** START OF Material provided **

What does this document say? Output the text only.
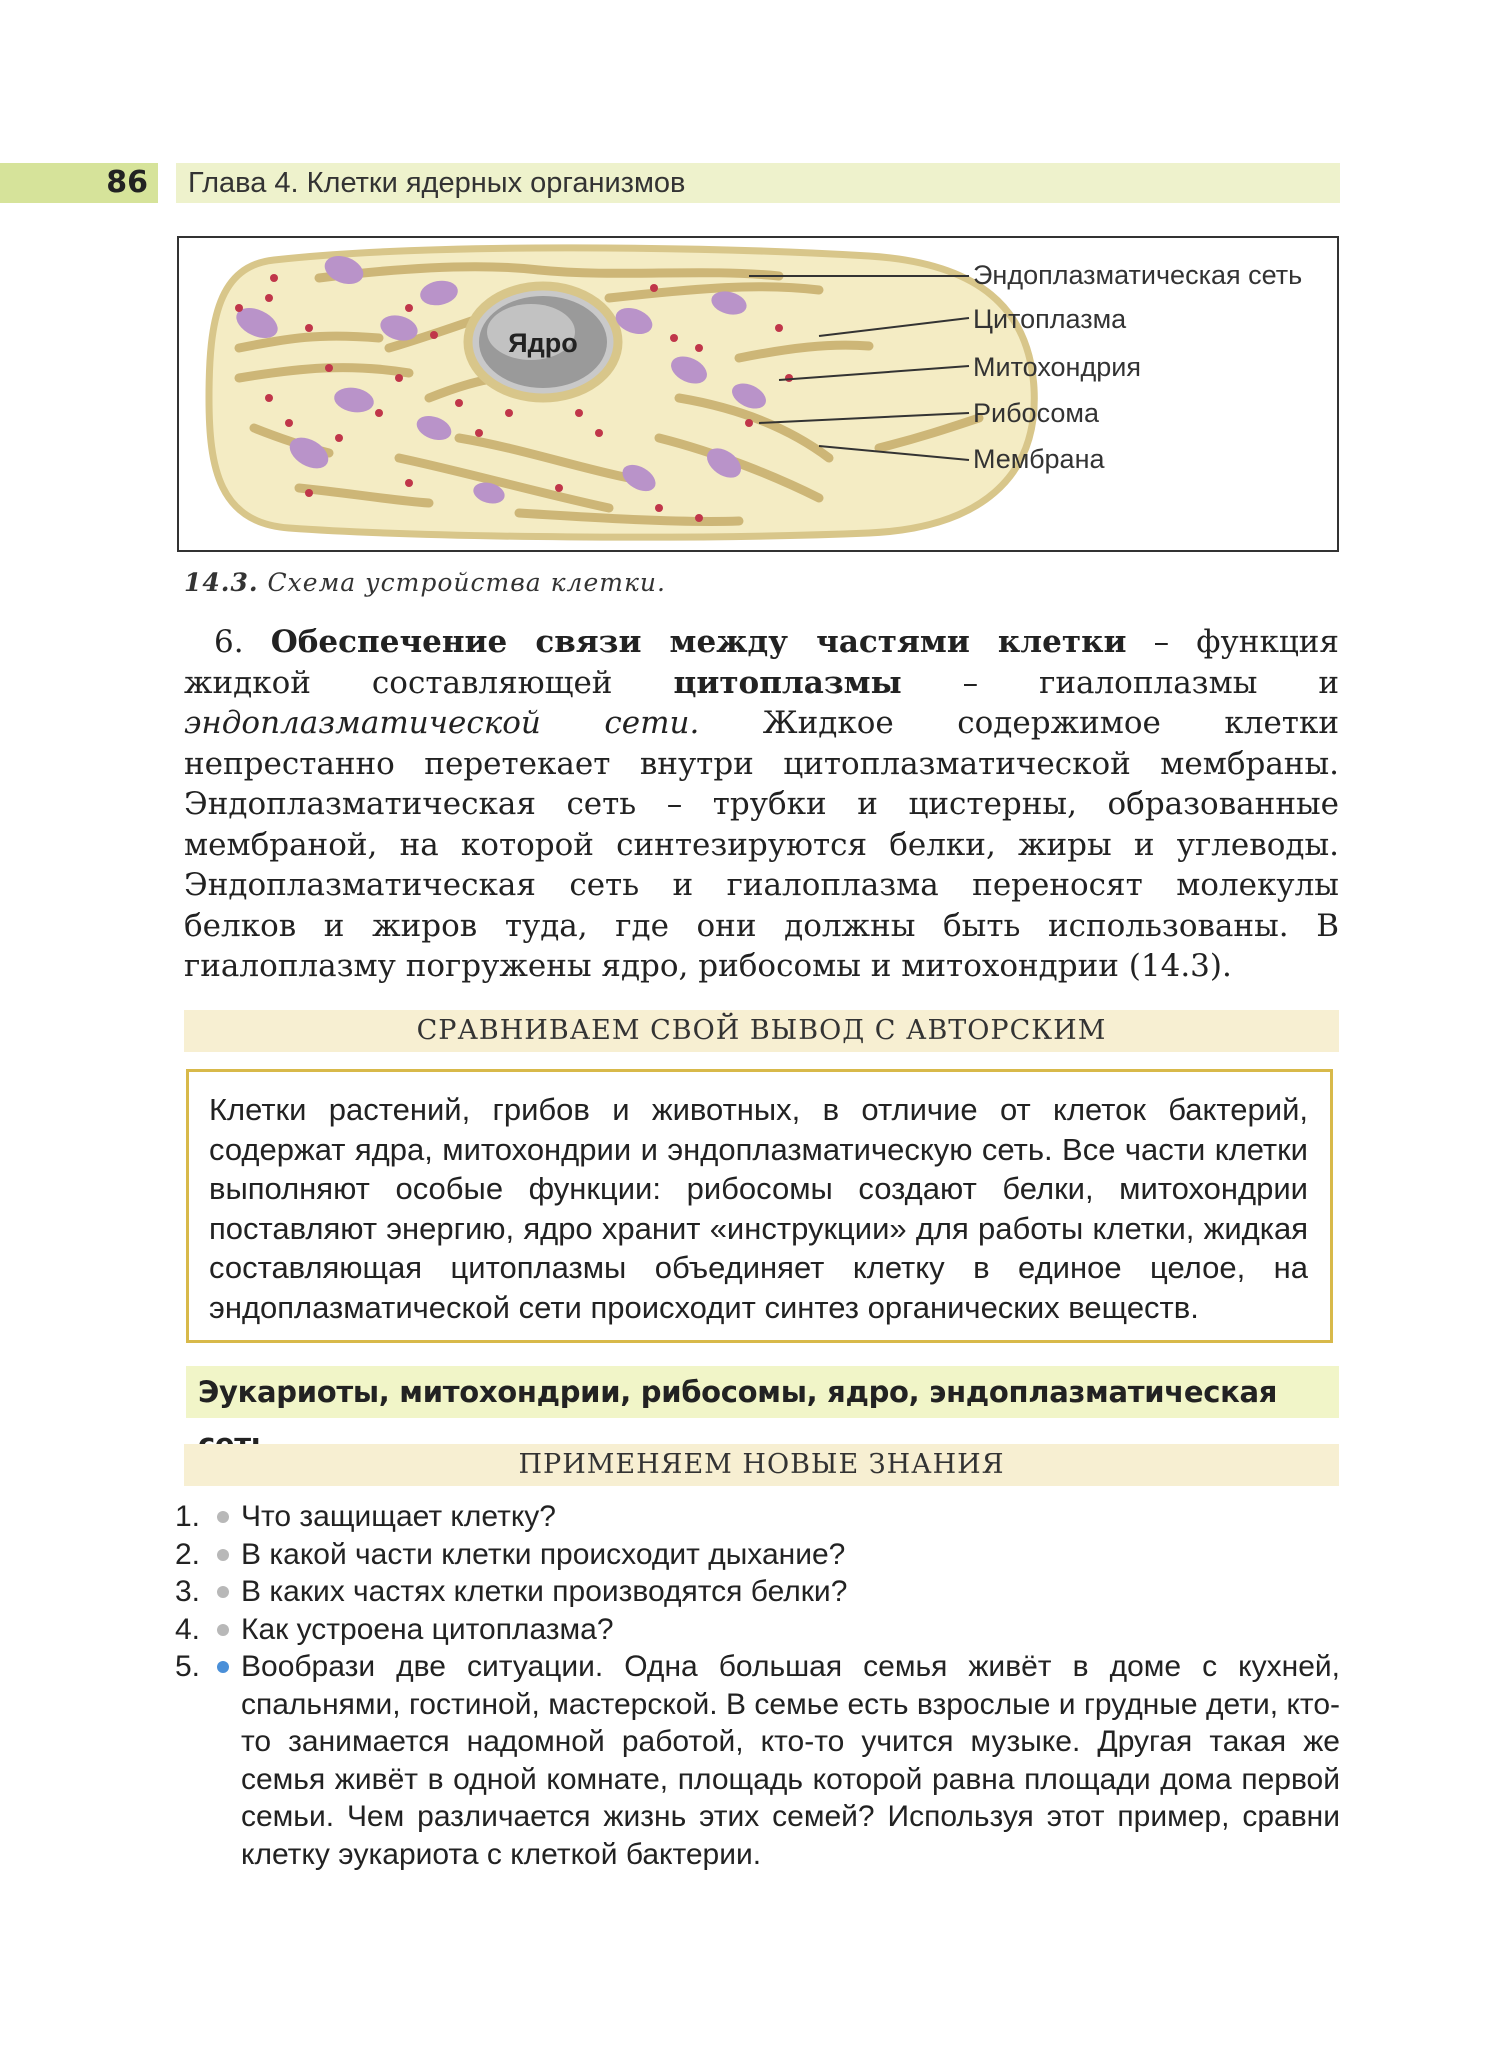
86	Глава 4. Клетки ядерных организмов
Ядро
Эндоплазматическая сеть
Цитоплазма
Митохондрия
Рибосома
Мембрана
14.3. Схема устройства клетки.
6. Обеспечение связи между частями клетки – функция жидкой составляющей цитоплазмы – гиалоплазмы и эндоплазматической сети. Жидкое содержимое клетки непрестанно перетекает внутри цитоплазматической мембраны. Эндоплазматическая сеть – трубки и цистерны, образованные мембраной, на которой синтезируются белки, жиры и углеводы. Эндоплазматическая сеть и гиалоплазма переносят молекулы белков и жиров туда, где они должны быть использованы. В гиалоплазму погружены ядро, рибосомы и митохондрии (14.3).
СРАВНИВАЕМ СВОЙ ВЫВОД С АВТОРСКИМ
Клетки растений, грибов и животных, в отличие от клеток бактерий, содержат ядра, митохондрии и эндоплазматическую сеть. Все части клетки выполняют особые функции: рибосомы создают белки, митохондрии поставляют энергию, ядро хранит «инструкции» для работы клетки, жидкая составляющая цитоплазмы объединяет клетку в единое целое, на эндоплазматической сети происходит синтез органических веществ.
Эукариоты, митохондрии, рибосомы, ядро, эндоплазматическая
ПРИМЕНЯЕМ НОВЫЕ ЗНАНИЯ
1.	Что защищает клетку?
2.	В какой части клетки происходит дыхание?
3.	В каких частях клетки производятся белки?
4.	Как устроена цитоплазма?
5.	Вообрази две ситуации. Одна большая семья живёт в доме с кухней, спальнями, гостиной, мастерской. В семье есть взрослые и грудные дети, кто-то занимается надомной работой, кто-то учится музыке. Другая такая же семья живёт в одной комнате, площадь которой равна площади дома первой семьи. Чем различается жизнь этих семей? Используя этот пример, сравни клетку эукариота с клеткой бактерии.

** END OF Material provided **

» Stated goal
Collect each line of the entries that has the word "части", copying it in full.

» Response for this exercise
Клетки растений, грибов и животных, в отличие от клеток бактерий, содержат ядра, митохондрии и эндоплазматическую сеть. Все части клетки выполняют особые функции: рибосомы создают белки, митохондрии поставляют энергию, ядро хранит «инструкции» для работы клетки, жидкая составляющая цитоплазмы объединяет клетку в единое целое, на эндоплазматической сети происходит синтез органических веществ.
2.	В какой части клетки происходит дыхание?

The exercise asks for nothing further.